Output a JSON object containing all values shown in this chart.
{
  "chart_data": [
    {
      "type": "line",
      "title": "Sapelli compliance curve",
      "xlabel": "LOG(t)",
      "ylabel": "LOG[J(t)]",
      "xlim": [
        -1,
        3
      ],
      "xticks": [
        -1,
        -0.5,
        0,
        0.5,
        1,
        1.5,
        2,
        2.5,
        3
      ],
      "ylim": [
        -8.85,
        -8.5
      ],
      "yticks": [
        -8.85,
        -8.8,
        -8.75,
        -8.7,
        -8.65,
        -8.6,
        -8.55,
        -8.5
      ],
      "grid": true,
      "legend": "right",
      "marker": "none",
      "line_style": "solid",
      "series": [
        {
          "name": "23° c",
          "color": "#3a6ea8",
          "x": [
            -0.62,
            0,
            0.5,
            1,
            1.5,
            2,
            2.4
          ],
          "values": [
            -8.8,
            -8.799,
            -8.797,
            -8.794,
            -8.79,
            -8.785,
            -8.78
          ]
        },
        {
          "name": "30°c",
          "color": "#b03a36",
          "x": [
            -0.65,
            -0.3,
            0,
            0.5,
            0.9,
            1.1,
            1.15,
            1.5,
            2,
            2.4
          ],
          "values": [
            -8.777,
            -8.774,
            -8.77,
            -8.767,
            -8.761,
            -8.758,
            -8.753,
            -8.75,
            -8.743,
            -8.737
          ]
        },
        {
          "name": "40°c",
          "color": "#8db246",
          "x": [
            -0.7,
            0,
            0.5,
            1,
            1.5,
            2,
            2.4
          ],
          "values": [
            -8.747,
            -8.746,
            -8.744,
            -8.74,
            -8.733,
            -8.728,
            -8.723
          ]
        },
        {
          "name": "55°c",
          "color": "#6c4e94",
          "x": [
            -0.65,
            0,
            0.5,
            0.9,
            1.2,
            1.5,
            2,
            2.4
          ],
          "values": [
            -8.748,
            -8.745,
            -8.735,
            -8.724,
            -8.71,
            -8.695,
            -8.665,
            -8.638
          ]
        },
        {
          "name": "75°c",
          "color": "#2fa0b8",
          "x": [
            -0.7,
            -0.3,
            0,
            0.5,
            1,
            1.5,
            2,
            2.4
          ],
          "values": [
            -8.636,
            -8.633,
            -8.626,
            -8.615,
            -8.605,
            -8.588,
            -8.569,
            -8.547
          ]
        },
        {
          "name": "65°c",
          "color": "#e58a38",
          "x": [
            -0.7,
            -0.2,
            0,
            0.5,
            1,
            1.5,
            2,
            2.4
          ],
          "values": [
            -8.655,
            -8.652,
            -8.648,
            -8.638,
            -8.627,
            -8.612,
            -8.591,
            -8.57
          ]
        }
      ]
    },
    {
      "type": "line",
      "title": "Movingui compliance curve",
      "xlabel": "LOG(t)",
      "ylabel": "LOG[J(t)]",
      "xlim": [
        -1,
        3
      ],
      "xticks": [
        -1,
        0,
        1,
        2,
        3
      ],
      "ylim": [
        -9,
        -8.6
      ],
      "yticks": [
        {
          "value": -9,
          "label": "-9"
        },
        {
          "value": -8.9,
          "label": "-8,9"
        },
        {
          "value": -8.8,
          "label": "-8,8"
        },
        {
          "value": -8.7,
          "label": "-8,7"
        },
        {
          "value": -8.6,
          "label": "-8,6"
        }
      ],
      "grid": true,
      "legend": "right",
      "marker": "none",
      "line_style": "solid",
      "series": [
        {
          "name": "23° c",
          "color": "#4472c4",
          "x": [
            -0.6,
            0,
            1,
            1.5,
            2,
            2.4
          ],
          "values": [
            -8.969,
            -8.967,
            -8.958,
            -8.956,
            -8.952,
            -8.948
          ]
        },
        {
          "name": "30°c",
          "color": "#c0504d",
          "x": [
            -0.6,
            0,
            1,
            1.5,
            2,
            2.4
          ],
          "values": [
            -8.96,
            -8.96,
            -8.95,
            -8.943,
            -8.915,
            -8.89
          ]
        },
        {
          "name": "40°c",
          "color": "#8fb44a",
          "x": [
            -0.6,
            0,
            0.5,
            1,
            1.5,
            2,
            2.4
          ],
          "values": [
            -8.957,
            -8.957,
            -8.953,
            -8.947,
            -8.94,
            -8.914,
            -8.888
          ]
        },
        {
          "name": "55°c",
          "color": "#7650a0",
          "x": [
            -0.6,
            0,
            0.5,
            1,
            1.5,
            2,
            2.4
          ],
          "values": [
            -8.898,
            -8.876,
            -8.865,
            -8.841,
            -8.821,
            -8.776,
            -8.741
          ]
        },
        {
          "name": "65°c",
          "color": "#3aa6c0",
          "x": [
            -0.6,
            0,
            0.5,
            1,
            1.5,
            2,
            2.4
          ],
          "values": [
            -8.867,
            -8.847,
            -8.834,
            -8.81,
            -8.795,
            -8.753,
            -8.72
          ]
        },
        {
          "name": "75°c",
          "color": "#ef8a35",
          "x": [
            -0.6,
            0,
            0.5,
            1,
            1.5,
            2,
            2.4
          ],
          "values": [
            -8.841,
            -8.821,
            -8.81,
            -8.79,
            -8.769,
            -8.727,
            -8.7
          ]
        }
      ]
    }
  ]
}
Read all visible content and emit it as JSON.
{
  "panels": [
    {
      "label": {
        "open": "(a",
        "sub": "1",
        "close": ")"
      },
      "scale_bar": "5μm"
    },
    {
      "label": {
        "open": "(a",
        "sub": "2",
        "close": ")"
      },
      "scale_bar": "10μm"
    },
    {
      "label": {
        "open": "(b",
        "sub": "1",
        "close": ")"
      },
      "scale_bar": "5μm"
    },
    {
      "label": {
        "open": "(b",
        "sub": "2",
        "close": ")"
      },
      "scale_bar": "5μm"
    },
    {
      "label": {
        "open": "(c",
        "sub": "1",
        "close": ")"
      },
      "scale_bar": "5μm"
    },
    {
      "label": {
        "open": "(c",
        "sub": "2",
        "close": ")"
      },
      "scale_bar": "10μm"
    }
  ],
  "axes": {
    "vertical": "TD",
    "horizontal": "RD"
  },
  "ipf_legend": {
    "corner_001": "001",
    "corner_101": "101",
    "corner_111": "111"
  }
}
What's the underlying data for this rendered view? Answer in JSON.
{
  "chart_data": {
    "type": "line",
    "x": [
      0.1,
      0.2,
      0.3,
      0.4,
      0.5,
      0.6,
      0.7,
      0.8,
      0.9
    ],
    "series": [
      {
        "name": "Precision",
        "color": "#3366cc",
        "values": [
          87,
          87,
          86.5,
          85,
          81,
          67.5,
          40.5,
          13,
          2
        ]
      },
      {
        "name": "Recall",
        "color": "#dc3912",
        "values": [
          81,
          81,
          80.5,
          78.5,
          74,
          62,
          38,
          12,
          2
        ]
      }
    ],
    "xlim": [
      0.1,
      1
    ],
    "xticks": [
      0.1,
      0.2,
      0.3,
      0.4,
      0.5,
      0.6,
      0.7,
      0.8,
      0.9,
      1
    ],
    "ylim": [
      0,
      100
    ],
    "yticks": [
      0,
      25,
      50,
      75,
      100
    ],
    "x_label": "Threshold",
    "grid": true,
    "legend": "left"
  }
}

---

What is being asked: Your task is to extract all of the records exactly.

Complete answer:
Output a JSON object containing all values shown in this chart.
{
  "chart_data": [
    {
      "type": "line",
      "title": "Sapelli compliance curve",
      "xlabel": "LOG(t)",
      "ylabel": "LOG[J(t)]",
      "xlim": [
        -1,
        3
      ],
      "xticks": [
        -1,
        -0.5,
        0,
        0.5,
        1,
        1.5,
        2,
        2.5,
        3
      ],
      "ylim": [
        -8.85,
        -8.5
      ],
      "yticks": [
        -8.85,
        -8.8,
        -8.75,
        -8.7,
        -8.65,
        -8.6,
        -8.55,
        -8.5
      ],
      "grid": true,
      "legend": "right",
      "marker": "none",
      "line_style": "solid",
      "series": [
        {
          "name": "23° c",
          "color": "#3a6ea8",
          "x": [
            -0.62,
            0,
            0.5,
            1,
            1.5,
            2,
            2.4
          ],
          "values": [
            -8.8,
            -8.799,
            -8.797,
            -8.794,
            -8.79,
            -8.785,
            -8.78
          ]
        },
        {
          "name": "30°c",
          "color": "#b03a36",
          "x": [
            -0.65,
            -0.3,
            0,
            0.5,
            0.9,
            1.1,
            1.15,
            1.5,
            2,
            2.4
          ],
          "values": [
            -8.777,
            -8.774,
            -8.77,
            -8.767,
            -8.761,
            -8.758,
            -8.753,
            -8.75,
            -8.743,
            -8.737
          ]
        },
        {
          "name": "40°c",
          "color": "#8db246",
          "x": [
            -0.7,
            0,
            0.5,
            1,
            1.5,
            2,
            2.4
          ],
          "values": [
            -8.747,
            -8.746,
            -8.744,
            -8.74,
            -8.733,
            -8.728,
            -8.723
          ]
        },
        {
          "name": "55°c",
          "color": "#6c4e94",
          "x": [
            -0.65,
            0,
            0.5,
            0.9,
            1.2,
            1.5,
            2,
            2.4
          ],
          "values": [
            -8.748,
            -8.745,
            -8.735,
            -8.724,
            -8.71,
            -8.695,
            -8.665,
            -8.638
          ]
        },
        {
          "name": "75°c",
          "color": "#2fa0b8",
          "x": [
            -0.7,
            -0.3,
            0,
            0.5,
            1,
            1.5,
            2,
            2.4
          ],
          "values": [
            -8.636,
            -8.633,
            -8.626,
            -8.615,
            -8.605,
            -8.588,
            -8.569,
            -8.547
          ]
        },
        {
          "name": "65°c",
          "color": "#e58a38",
          "x": [
            -0.7,
            -0.2,
            0,
            0.5,
            1,
            1.5,
            2,
            2.4
          ],
          "values": [
            -8.655,
            -8.652,
            -8.648,
            -8.638,
            -8.627,
            -8.612,
            -8.591,
            -8.57
          ]
        }
      ]
    },
    {
      "type": "line",
      "title": "Movingui compliance curve",
      "xlabel": "LOG(t)",
      "ylabel": "LOG[J(t)]",
      "xlim": [
        -1,
        3
      ],
      "xticks": [
        -1,
        0,
        1,
        2,
        3
      ],
      "ylim": [
        -9,
        -8.6
      ],
      "yticks": [
        {
          "value": -9,
          "label": "-9"
        },
        {
          "value": -8.9,
          "label": "-8,9"
        },
        {
          "value": -8.8,
          "label": "-8,8"
        },
        {
          "value": -8.7,
          "label": "-8,7"
        },
        {
          "value": -8.6,
          "label": "-8,6"
        }
      ],
      "grid": true,
      "legend": "right",
      "marker": "none",
      "line_style": "solid",
      "series": [
        {
          "name": "23° c",
          "color": "#4472c4",
          "x": [
            -0.6,
            0,
            1,
            1.5,
            2,
            2.4
          ],
          "values": [
            -8.969,
            -8.967,
            -8.958,
            -8.956,
            -8.952,
            -8.948
          ]
        },
        {
          "name": "30°c",
          "color": "#c0504d",
          "x": [
            -0.6,
            0,
            1,
            1.5,
            2,
            2.4
          ],
          "values": [
            -8.96,
            -8.96,
            -8.95,
            -8.943,
            -8.915,
            -8.89
          ]
        },
        {
          "name": "40°c",
          "color": "#8fb44a",
          "x": [
            -0.6,
            0,
            0.5,
            1,
            1.5,
            2,
            2.4
          ],
          "values": [
            -8.957,
            -8.957,
            -8.953,
            -8.947,
            -8.94,
            -8.914,
            -8.888
          ]
        },
        {
          "name": "55°c",
          "color": "#7650a0",
          "x": [
            -0.6,
            0,
            0.5,
            1,
            1.5,
            2,
            2.4
          ],
          "values": [
            -8.898,
            -8.876,
            -8.865,
            -8.841,
            -8.821,
            -8.776,
            -8.741
          ]
        },
        {
          "name": "65°c",
          "color": "#3aa6c0",
          "x": [
            -0.6,
            0,
            0.5,
            1,
            1.5,
            2,
            2.4
          ],
          "values": [
            -8.867,
            -8.847,
            -8.834,
            -8.81,
            -8.795,
            -8.753,
            -8.72
          ]
        },
        {
          "name": "75°c",
          "color": "#ef8a35",
          "x": [
            -0.6,
            0,
            0.5,
            1,
            1.5,
            2,
            2.4
          ],
          "values": [
            -8.841,
            -8.821,
            -8.81,
            -8.79,
            -8.769,
            -8.727,
            -8.7
          ]
        }
      ]
    }
  ]
}
Read all visible content and emit it as JSON.
{
  "panels": [
    {
      "label": {
        "open": "(a",
        "sub": "1",
        "close": ")"
      },
      "scale_bar": "5μm"
    },
    {
      "label": {
        "open": "(a",
        "sub": "2",
        "close": ")"
      },
      "scale_bar": "10μm"
    },
    {
      "label": {
        "open": "(b",
        "sub": "1",
        "close": ")"
      },
      "scale_bar": "5μm"
    },
    {
      "label": {
        "open": "(b",
        "sub": "2",
        "close": ")"
      },
      "scale_bar": "5μm"
    },
    {
      "label": {
        "open": "(c",
        "sub": "1",
        "close": ")"
      },
      "scale_bar": "5μm"
    },
    {
      "label": {
        "open": "(c",
        "sub": "2",
        "close": ")"
      },
      "scale_bar": "10μm"
    }
  ],
  "axes": {
    "vertical": "TD",
    "horizontal": "RD"
  },
  "ipf_legend": {
    "corner_001": "001",
    "corner_101": "101",
    "corner_111": "111"
  }
}
What's the underlying data for this rendered view? Answer in JSON.
{
  "chart_data": {
    "type": "line",
    "x": [
      0.1,
      0.2,
      0.3,
      0.4,
      0.5,
      0.6,
      0.7,
      0.8,
      0.9
    ],
    "series": [
      {
        "name": "Precision",
        "color": "#3366cc",
        "values": [
          87,
          87,
          86.5,
          85,
          81,
          67.5,
          40.5,
          13,
          2
        ]
      },
      {
        "name": "Recall",
        "color": "#dc3912",
        "values": [
          81,
          81,
          80.5,
          78.5,
          74,
          62,
          38,
          12,
          2
        ]
      }
    ],
    "xlim": [
      0.1,
      1
    ],
    "xticks": [
      0.1,
      0.2,
      0.3,
      0.4,
      0.5,
      0.6,
      0.7,
      0.8,
      0.9,
      1
    ],
    "ylim": [
      0,
      100
    ],
    "yticks": [
      0,
      25,
      50,
      75,
      100
    ],
    "x_label": "Threshold",
    "grid": true,
    "legend": "left"
  }
}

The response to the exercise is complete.